START

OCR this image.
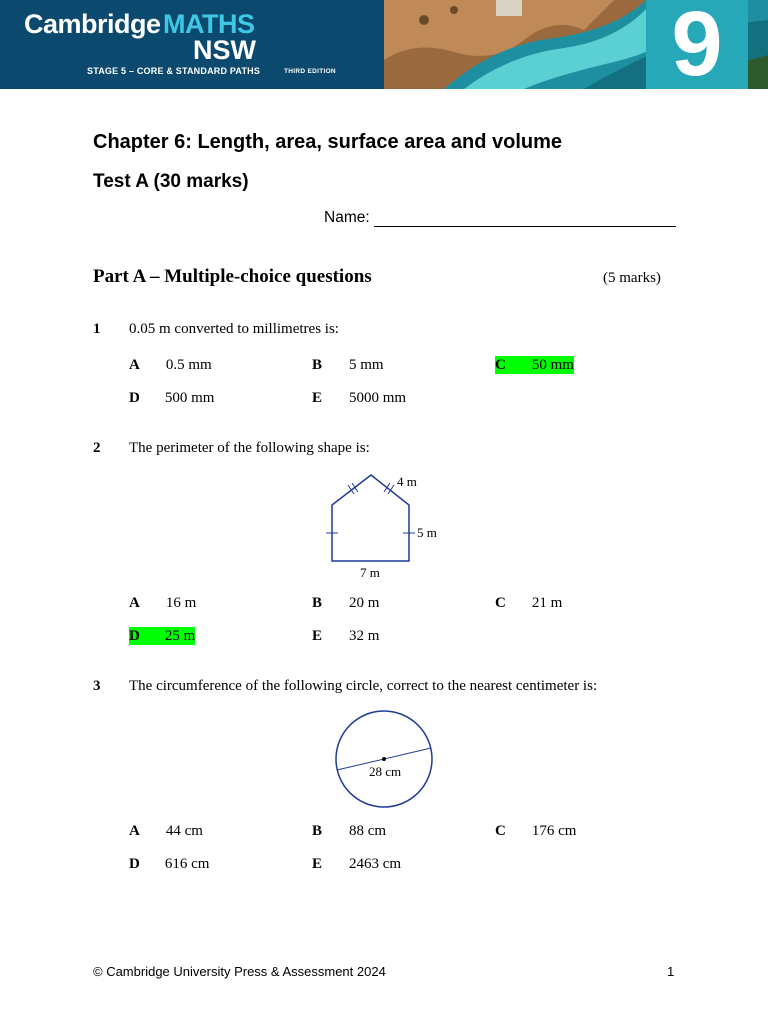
Cambridge MATHS
NSW
STAGE 5 – CORE & STANDARD PATHS	THIRD EDITION	9
Chapter 6: Length, area, surface area and volume
Test A (30 marks)
Name:
Part A – Multiple-choice questions	(5 marks)
1 0.05 m converted to millimetres is:
A 0.5 mm	B 5 mm	C 50 mm
D 500 mm	E 5000 mm
2 The perimeter of the following shape is:
4 m
5 m
7 m
A 16 m	B 20 m	C 21 m
D 25 m	E 32 m
3 The circumference of the following circle, correct to the nearest centimeter is:
28 cm
A 44 cm	B 88 cm	C 176 cm
D 616 cm	E 2463 cm
© Cambridge University Press & Assessment 2024	1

END

Sift through the entries and copy every line with "following".

**SOLUTION BELOW**.
2 The perimeter of the following shape is:
3 The circumference of the following circle, correct to the nearest centimeter is:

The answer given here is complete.